Short task -> Print the records again, character for character.

● ● ● ● ●

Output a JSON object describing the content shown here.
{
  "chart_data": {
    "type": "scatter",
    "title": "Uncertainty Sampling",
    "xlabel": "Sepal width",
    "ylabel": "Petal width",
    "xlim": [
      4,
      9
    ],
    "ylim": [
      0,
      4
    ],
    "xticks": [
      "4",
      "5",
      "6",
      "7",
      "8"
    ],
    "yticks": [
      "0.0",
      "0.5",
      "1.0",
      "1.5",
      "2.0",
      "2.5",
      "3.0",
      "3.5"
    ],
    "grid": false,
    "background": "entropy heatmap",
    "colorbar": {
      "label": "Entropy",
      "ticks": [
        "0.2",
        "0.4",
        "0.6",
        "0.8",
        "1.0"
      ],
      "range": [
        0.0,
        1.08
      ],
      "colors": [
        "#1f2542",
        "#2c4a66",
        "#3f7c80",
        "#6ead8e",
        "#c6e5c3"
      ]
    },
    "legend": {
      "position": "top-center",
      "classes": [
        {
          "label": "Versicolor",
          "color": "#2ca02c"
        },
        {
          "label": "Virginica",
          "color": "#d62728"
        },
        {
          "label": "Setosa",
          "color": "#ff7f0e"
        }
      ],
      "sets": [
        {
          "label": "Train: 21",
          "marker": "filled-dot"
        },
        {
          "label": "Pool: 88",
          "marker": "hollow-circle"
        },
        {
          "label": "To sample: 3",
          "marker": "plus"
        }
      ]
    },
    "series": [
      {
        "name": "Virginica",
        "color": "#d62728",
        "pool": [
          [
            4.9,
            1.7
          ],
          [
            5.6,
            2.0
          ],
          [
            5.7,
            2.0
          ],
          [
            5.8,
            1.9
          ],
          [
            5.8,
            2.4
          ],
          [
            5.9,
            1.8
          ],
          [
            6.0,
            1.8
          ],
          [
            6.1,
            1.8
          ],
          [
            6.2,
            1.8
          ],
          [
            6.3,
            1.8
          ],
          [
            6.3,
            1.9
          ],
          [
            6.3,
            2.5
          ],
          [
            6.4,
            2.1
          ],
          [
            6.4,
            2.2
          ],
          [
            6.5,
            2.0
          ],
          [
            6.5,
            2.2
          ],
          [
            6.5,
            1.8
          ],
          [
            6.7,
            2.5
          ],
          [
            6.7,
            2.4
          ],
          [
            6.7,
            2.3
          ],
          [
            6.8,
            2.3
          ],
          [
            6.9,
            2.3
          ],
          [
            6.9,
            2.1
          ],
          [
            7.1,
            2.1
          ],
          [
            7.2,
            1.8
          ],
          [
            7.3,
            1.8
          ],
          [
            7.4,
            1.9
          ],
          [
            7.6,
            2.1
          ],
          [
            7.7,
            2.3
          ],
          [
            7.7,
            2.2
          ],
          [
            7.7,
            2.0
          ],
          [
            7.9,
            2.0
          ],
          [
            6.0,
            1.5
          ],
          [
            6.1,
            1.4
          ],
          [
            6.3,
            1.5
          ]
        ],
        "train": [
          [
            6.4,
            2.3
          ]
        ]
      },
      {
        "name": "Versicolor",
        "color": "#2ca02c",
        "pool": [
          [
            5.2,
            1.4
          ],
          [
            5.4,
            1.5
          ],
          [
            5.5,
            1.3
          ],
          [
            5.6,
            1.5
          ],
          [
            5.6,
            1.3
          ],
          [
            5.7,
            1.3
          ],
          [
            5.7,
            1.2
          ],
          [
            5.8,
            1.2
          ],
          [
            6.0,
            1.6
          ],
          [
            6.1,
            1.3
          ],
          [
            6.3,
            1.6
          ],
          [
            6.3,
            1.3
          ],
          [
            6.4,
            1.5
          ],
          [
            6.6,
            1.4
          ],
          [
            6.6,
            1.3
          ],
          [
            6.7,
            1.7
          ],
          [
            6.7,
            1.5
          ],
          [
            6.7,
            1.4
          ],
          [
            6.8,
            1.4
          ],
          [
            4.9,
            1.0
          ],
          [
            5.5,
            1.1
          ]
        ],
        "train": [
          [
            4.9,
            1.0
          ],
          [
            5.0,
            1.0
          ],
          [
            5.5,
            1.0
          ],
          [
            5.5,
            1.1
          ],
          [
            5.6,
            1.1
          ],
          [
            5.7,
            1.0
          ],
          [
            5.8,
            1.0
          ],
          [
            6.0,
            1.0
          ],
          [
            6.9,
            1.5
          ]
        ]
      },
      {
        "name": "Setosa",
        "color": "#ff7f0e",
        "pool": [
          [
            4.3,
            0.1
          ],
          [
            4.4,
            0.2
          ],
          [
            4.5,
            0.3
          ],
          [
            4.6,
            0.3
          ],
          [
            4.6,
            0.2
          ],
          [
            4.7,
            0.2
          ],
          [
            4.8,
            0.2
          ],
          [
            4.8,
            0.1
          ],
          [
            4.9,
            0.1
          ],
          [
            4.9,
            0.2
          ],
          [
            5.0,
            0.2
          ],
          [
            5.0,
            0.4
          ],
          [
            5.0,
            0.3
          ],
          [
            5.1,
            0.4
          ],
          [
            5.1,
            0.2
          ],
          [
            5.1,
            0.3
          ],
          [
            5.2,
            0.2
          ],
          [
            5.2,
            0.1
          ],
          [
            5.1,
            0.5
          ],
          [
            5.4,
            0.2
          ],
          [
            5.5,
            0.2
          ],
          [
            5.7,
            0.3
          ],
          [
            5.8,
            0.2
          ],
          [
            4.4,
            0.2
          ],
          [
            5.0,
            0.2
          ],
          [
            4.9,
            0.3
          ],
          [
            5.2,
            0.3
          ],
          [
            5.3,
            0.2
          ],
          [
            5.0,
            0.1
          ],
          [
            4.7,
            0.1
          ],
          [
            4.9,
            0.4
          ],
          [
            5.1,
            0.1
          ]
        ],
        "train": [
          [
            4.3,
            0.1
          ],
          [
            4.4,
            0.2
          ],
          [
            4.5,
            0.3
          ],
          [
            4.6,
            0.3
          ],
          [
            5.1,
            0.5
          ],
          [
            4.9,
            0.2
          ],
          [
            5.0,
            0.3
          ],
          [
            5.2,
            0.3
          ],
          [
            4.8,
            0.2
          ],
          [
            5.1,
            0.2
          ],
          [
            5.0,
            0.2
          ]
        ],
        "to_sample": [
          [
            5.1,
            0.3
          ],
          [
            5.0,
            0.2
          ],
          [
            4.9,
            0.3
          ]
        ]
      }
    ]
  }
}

● ● ● ● ●

Solution for this task ->
Output a JSON object describing the content shown here.
{
  "chart_data": {
    "type": "scatter",
    "title": "Uncertainty Sampling",
    "xlabel": "Sepal width",
    "ylabel": "Petal width",
    "xlim": [
      4,
      9
    ],
    "ylim": [
      0,
      4
    ],
    "xticks": [
      "4",
      "5",
      "6",
      "7",
      "8"
    ],
    "yticks": [
      "0.0",
      "0.5",
      "1.0",
      "1.5",
      "2.0",
      "2.5",
      "3.0",
      "3.5"
    ],
    "grid": false,
    "background": "entropy heatmap",
    "colorbar": {
      "label": "Entropy",
      "ticks": [
        "0.2",
        "0.4",
        "0.6",
        "0.8",
        "1.0"
      ],
      "range": [
        0.0,
        1.08
      ],
      "colors": [
        "#1f2542",
        "#2c4a66",
        "#3f7c80",
        "#6ead8e",
        "#c6e5c3"
      ]
    },
    "legend": {
      "position": "top-center",
      "classes": [
        {
          "label": "Versicolor",
          "color": "#2ca02c"
        },
        {
          "label": "Virginica",
          "color": "#d62728"
        },
        {
          "label": "Setosa",
          "color": "#ff7f0e"
        }
      ],
      "sets": [
        {
          "label": "Train: 21",
          "marker": "filled-dot"
        },
        {
          "label": "Pool: 88",
          "marker": "hollow-circle"
        },
        {
          "label": "To sample: 3",
          "marker": "plus"
        }
      ]
    },
    "series": [
      {
        "name": "Virginica",
        "color": "#d62728",
        "pool": [
          [
            4.9,
            1.7
          ],
          [
            5.6,
            2.0
          ],
          [
            5.7,
            2.0
          ],
          [
            5.8,
            1.9
          ],
          [
            5.8,
            2.4
          ],
          [
            5.9,
            1.8
          ],
          [
            6.0,
            1.8
          ],
          [
            6.1,
            1.8
          ],
          [
            6.2,
            1.8
          ],
          [
            6.3,
            1.8
          ],
          [
            6.3,
            1.9
          ],
          [
            6.3,
            2.5
          ],
          [
            6.4,
            2.1
          ],
          [
            6.4,
            2.2
          ],
          [
            6.5,
            2.0
          ],
          [
            6.5,
            2.2
          ],
          [
            6.5,
            1.8
          ],
          [
            6.7,
            2.5
          ],
          [
            6.7,
            2.4
          ],
          [
            6.7,
            2.3
          ],
          [
            6.8,
            2.3
          ],
          [
            6.9,
            2.3
          ],
          [
            6.9,
            2.1
          ],
          [
            7.1,
            2.1
          ],
          [
            7.2,
            1.8
          ],
          [
            7.3,
            1.8
          ],
          [
            7.4,
            1.9
          ],
          [
            7.6,
            2.1
          ],
          [
            7.7,
            2.3
          ],
          [
            7.7,
            2.2
          ],
          [
            7.7,
            2.0
          ],
          [
            7.9,
            2.0
          ],
          [
            6.0,
            1.5
          ],
          [
            6.1,
            1.4
          ],
          [
            6.3,
            1.5
          ]
        ],
        "train": [
          [
            6.4,
            2.3
          ]
        ]
      },
      {
        "name": "Versicolor",
        "color": "#2ca02c",
        "pool": [
          [
            5.2,
            1.4
          ],
          [
            5.4,
            1.5
          ],
          [
            5.5,
            1.3
          ],
          [
            5.6,
            1.5
          ],
          [
            5.6,
            1.3
          ],
          [
            5.7,
            1.3
          ],
          [
            5.7,
            1.2
          ],
          [
            5.8,
            1.2
          ],
          [
            6.0,
            1.6
          ],
          [
            6.1,
            1.3
          ],
          [
            6.3,
            1.6
          ],
          [
            6.3,
            1.3
          ],
          [
            6.4,
            1.5
          ],
          [
            6.6,
            1.4
          ],
          [
            6.6,
            1.3
          ],
          [
            6.7,
            1.7
          ],
          [
            6.7,
            1.5
          ],
          [
            6.7,
            1.4
          ],
          [
            6.8,
            1.4
          ],
          [
            4.9,
            1.0
          ],
          [
            5.5,
            1.1
          ]
        ],
        "train": [
          [
            4.9,
            1.0
          ],
          [
            5.0,
            1.0
          ],
          [
            5.5,
            1.0
          ],
          [
            5.5,
            1.1
          ],
          [
            5.6,
            1.1
          ],
          [
            5.7,
            1.0
          ],
          [
            5.8,
            1.0
          ],
          [
            6.0,
            1.0
          ],
          [
            6.9,
            1.5
          ]
        ]
      },
      {
        "name": "Setosa",
        "color": "#ff7f0e",
        "pool": [
          [
            4.3,
            0.1
          ],
          [
            4.4,
            0.2
          ],
          [
            4.5,
            0.3
          ],
          [
            4.6,
            0.3
          ],
          [
            4.6,
            0.2
          ],
          [
            4.7,
            0.2
          ],
          [
            4.8,
            0.2
          ],
          [
            4.8,
            0.1
          ],
          [
            4.9,
            0.1
          ],
          [
            4.9,
            0.2
          ],
          [
            5.0,
            0.2
          ],
          [
            5.0,
            0.4
          ],
          [
            5.0,
            0.3
          ],
          [
            5.1,
            0.4
          ],
          [
            5.1,
            0.2
          ],
          [
            5.1,
            0.3
          ],
          [
            5.2,
            0.2
          ],
          [
            5.2,
            0.1
          ],
          [
            5.1,
            0.5
          ],
          [
            5.4,
            0.2
          ],
          [
            5.5,
            0.2
          ],
          [
            5.7,
            0.3
          ],
          [
            5.8,
            0.2
          ],
          [
            4.4,
            0.2
          ],
          [
            5.0,
            0.2
          ],
          [
            4.9,
            0.3
          ],
          [
            5.2,
            0.3
          ],
          [
            5.3,
            0.2
          ],
          [
            5.0,
            0.1
          ],
          [
            4.7,
            0.1
          ],
          [
            4.9,
            0.4
          ],
          [
            5.1,
            0.1
          ]
        ],
        "train": [
          [
            4.3,
            0.1
          ],
          [
            4.4,
            0.2
          ],
          [
            4.5,
            0.3
          ],
          [
            4.6,
            0.3
          ],
          [
            5.1,
            0.5
          ],
          [
            4.9,
            0.2
          ],
          [
            5.0,
            0.3
          ],
          [
            5.2,
            0.3
          ],
          [
            4.8,
            0.2
          ],
          [
            5.1,
            0.2
          ],
          [
            5.0,
            0.2
          ]
        ],
        "to_sample": [
          [
            5.1,
            0.3
          ],
          [
            5.0,
            0.2
          ],
          [
            4.9,
            0.3
          ]
        ]
      }
    ]
  }
}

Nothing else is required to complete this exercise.